- ZITIERTE PASSAGE -
Das ökumenische Wunder
von Bendorf
Amtseinführung eines evangelischen Pfarrers
im Bendorfer Hedwig-Dransfeld-Haus
von Dieter Kittlauß
Am Sonntag, dem 9. Januar 1977, geschah in der Kapelle des
ehemaligen Bendorfer Hedwig-Dransfeld-Hauses (HDH) eine kleine Sensation. In
einem Gottesdienst um 15 Uhr wurde der evangelische Pfarrer Horst Adams durch
den Superintendenten des Evangelischen Kirchenkreises Koblenz in sein Amt als
"kreiskirchlicher Pfarrer für ökumenische Erwachsenenbildung im
Hedwig-Dransfeld-Haus" eingeführt.
Die Gottesdienstgemeinde, die sich dazu versammelt hatte, war mehr
als bedeutsam. Die Evangelische Landeskirche im Rheinland war durch den
Oberkirchenrat Dr. Siepmann und das Bistum Trier durch seinen Generalvikar,
Prof. Hoffmann, vertreten. Aus der Region kamen die katholischen Regionaldekane
Lambert (Region Koblenz) und Feichtner (Region Neuwied), der evangelische
Superintendent Warnecke vom Kirchenkreis Koblenz und der katholische Dechant
Schneider aus Bendorf, der evangelische Pfarrer von Bendorf Peter Gleiß
und mehrere seiner Kollegen aus verschiedenen Kirchenkreisen. Für die
Stadt Bendorf waren Bürgermeister Karl Schön und die Vertreter aller
Fraktionen im Stadtrat anwesend; die Landesregierung Mainz vertrat
Staatssekretär Prof. Mohr. Landtags- und Bundestagsabgeordnete aus
mehreren Bundesländern waren angereist. Neben Anneliese Debray, der
Direktorin des Hauses und Dr. Lotte Schiffler (Stadtälteste von Frankfurt)

- WAS ZU TUN IST -
Kannst du den Bericht über die Amtseinführung in Bendorf oben direkt nach den Worten „(Stadtälteste von Frankfurt)“ weiterführen? Die Zeilen weiter unten spielen hierfür keine Rolle.

- ZEILEN IM AUSZUG -
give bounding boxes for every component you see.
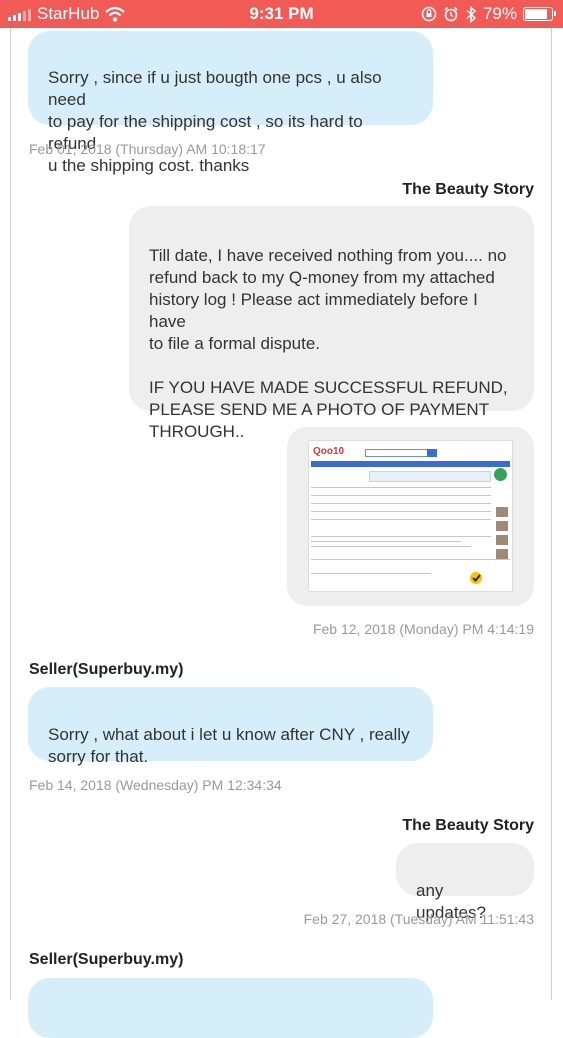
message-text: Sorry , what about i let u know after CN… (48, 725, 410, 766)
thumb-line (311, 495, 491, 496)
norton-seal-icon (470, 572, 482, 584)
thumb-panel (369, 471, 491, 482)
sender-name: Seller(Superbuy.my) (29, 951, 184, 968)
thumb-nav-bar (311, 461, 510, 467)
outgoing-message-bubble: Till date, I have received nothing from … (129, 206, 534, 441)
thumb-product-image (496, 535, 508, 545)
thumb-line (311, 546, 471, 547)
thumb-search-box (365, 449, 429, 457)
thumb-line (311, 536, 491, 537)
sender-name: Seller(Superbuy.my) (29, 661, 184, 678)
thumb-search-button (427, 449, 437, 457)
thumb-product-image (496, 507, 508, 517)
thumb-badge-icon (494, 468, 507, 481)
message-text: Sorry , since if u just bougth one pcs ,… (48, 68, 382, 175)
lock-rotation-icon (421, 6, 437, 22)
battery-percent: 79% (482, 4, 517, 23)
left-border (10, 28, 11, 1000)
sender-name: The Beauty Story (402, 181, 534, 198)
thumb-line (311, 487, 491, 488)
image-message-bubble[interactable]: Qoo10 (287, 427, 534, 606)
message-timestamp: Feb 01, 2018 (Thursday) AM 10:18:17 (29, 141, 266, 157)
incoming-message-bubble: Sorry , since if u just bougth one pcs ,… (28, 31, 433, 175)
thumb-product-image (496, 521, 508, 531)
thumb-line (311, 503, 491, 504)
message-timestamp: Feb 27, 2018 (Tuesday) AM 11:51:43 (303, 911, 534, 927)
thumb-line (311, 573, 431, 574)
alarm-icon (444, 6, 458, 22)
message-timestamp: Feb 14, 2018 (Wednesday) PM 12:34:34 (29, 777, 282, 793)
thumb-line (311, 559, 510, 560)
thumb-line (311, 511, 491, 512)
incoming-message-bubble (28, 978, 433, 1038)
attached-screenshot-thumbnail[interactable]: Qoo10 (308, 440, 513, 592)
status-bar: StarHub 9:31 PM 79% (0, 0, 563, 28)
bluetooth-icon (466, 5, 477, 23)
qoo10-logo-text: Qoo10 (313, 446, 345, 457)
right-border (551, 28, 552, 1000)
message-text: Till date, I have received nothing from … (149, 246, 508, 441)
message-timestamp: Feb 12, 2018 (Monday) PM 4:14:19 (312, 621, 534, 637)
battery-icon (523, 7, 556, 21)
sender-name: The Beauty Story (402, 817, 534, 834)
thumb-line (311, 541, 461, 542)
battery-fill (525, 9, 548, 19)
status-right: 79% (421, 4, 556, 24)
thumb-product-image (496, 549, 508, 559)
incoming-message-bubble: Sorry , what about i let u know after CN… (28, 687, 433, 766)
outgoing-message-bubble: any updates? (396, 843, 534, 922)
thumb-line (311, 519, 491, 520)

- ANTWORT ZUR AUFGABE -
als Vertreterin des HDH-Vorstands sowie die wichtigsten Mitarbeiterinnen und
Mitarbeiter des HDH füllten die Kapelle. Auch die Jüdische Gemeinde
Koblenz war mit Dr. Heinz Kahn vertreten.
Nachdem die Glocke im kleinen Kapellenturm ihr Geläut beendet
hatte, begann Superintendent Warnecke die Amtshandlung mit Eingangsspruch,
Gebet und einer Ansprache. Dann kniete Pfarrer Horst Adams vor dem Altar nieder
und erhielt für sein Amt den Segen der anwesenden Geistlichen.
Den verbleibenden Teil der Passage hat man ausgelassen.